#### [WHAT YOU WILL DO]
Quote the entries word for word. Omit the pictures.

#### [Lines of data]

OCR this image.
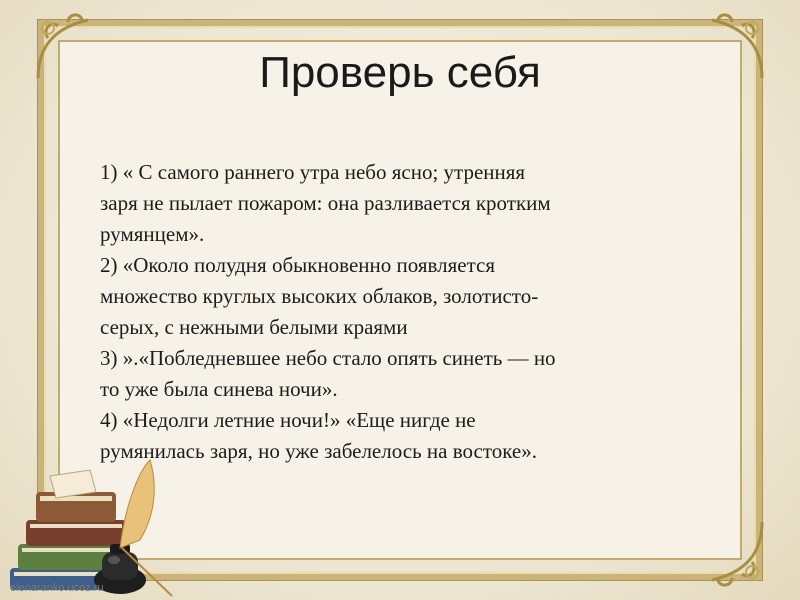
Проверь себя

1) « С самого раннего утра небо ясно; утренняя

заря не пылает пожаром: она разливается кротким

румянцем».

2) «Около полудня обыкновенно появляется

множество круглых высоких облаков, золотисто-

серых, с нежными белыми краями

3) ».«Побледневшее небо стало опять синеть — но

то уже была синева ночи».

4) «Недолги летние ночи!» «Еще нигде не

румянилась заря, но уже забелелось на востоке».

elenaranko.ucoz.ru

#### [IN RESPONSE]
OCR this image.
Проверь себя

1) « С самого раннего утра небо ясно; утренняя

заря не пылает пожаром: она разливается кротким

румянцем».

2) «Около полудня обыкновенно появляется

множество круглых высоких облаков, золотисто-

серых, с нежными белыми краями

3) ».«Побледневшее небо стало опять синеть — но

то уже была синева ночи».

4) «Недолги летние ночи!» «Еще нигде не

румянилась заря, но уже забелелось на востоке».

elenaranko.ucoz.ru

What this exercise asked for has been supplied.